— start of Data provided —

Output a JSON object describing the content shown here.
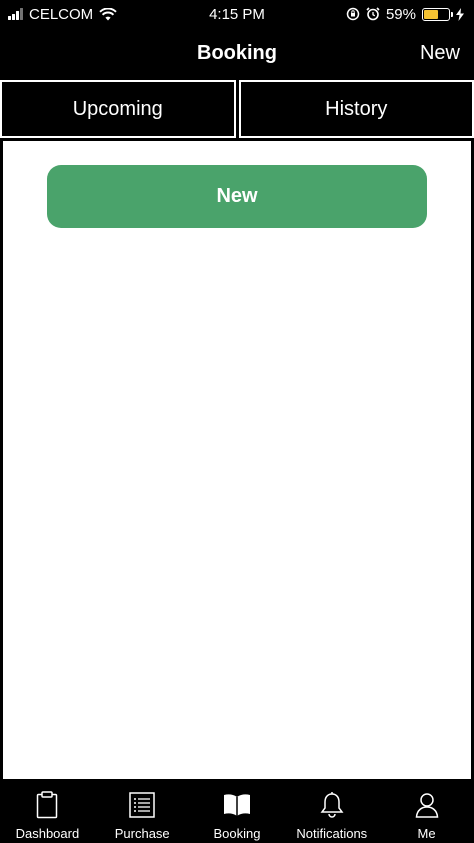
{
  "status_bar": {
    "carrier": "CELCOM",
    "time": "4:15 PM",
    "battery_percent": "59%",
    "battery_level": 0.59,
    "battery_color": "#f3c233"
  },
  "nav": {
    "title": "Booking",
    "right_action": "New"
  },
  "tabs": [
    {
      "label": "Upcoming"
    },
    {
      "label": "History"
    }
  ],
  "content": {
    "new_button_label": "New",
    "button_color": "#4aa36b"
  },
  "tab_bar": {
    "items": [
      {
        "label": "Dashboard",
        "icon": "clipboard-icon"
      },
      {
        "label": "Purchase",
        "icon": "list-icon"
      },
      {
        "label": "Booking",
        "icon": "book-icon",
        "selected": true
      },
      {
        "label": "Notifications",
        "icon": "bell-icon"
      },
      {
        "label": "Me",
        "icon": "person-icon"
      }
    ]
  }
}
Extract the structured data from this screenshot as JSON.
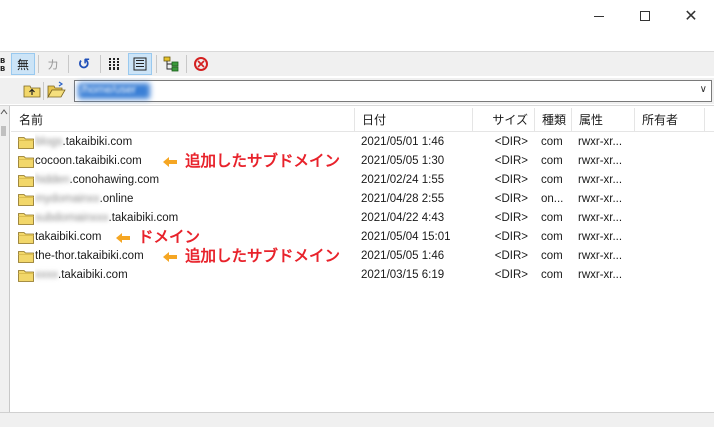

— end of Data provided —

Your copy should repeat each entry above exactly but contain no pictures.

Output a JSON object describing the content shown here.
{
  "status_bar": {
    "carrier": "CELCOM",
    "time": "4:15 PM",
    "battery_percent": "59%",
    "battery_level": 0.59,
    "battery_color": "#f3c233"
  },
  "nav": {
    "title": "Booking",
    "right_action": "New"
  },
  "tabs": [
    {
      "label": "Upcoming"
    },
    {
      "label": "History"
    }
  ],
  "content": {
    "new_button_label": "New",
    "button_color": "#4aa36b"
  },
  "tab_bar": {
    "items": [
      {
        "label": "Dashboard",
        "icon": "clipboard-icon"
      },
      {
        "label": "Purchase",
        "icon": "list-icon"
      },
      {
        "label": "Booking",
        "icon": "book-icon",
        "selected": true
      },
      {
        "label": "Notifications",
        "icon": "bell-icon"
      },
      {
        "label": "Me",
        "icon": "person-icon"
      }
    ]
  }
}
Extract the structured data from this screenshot as JSON.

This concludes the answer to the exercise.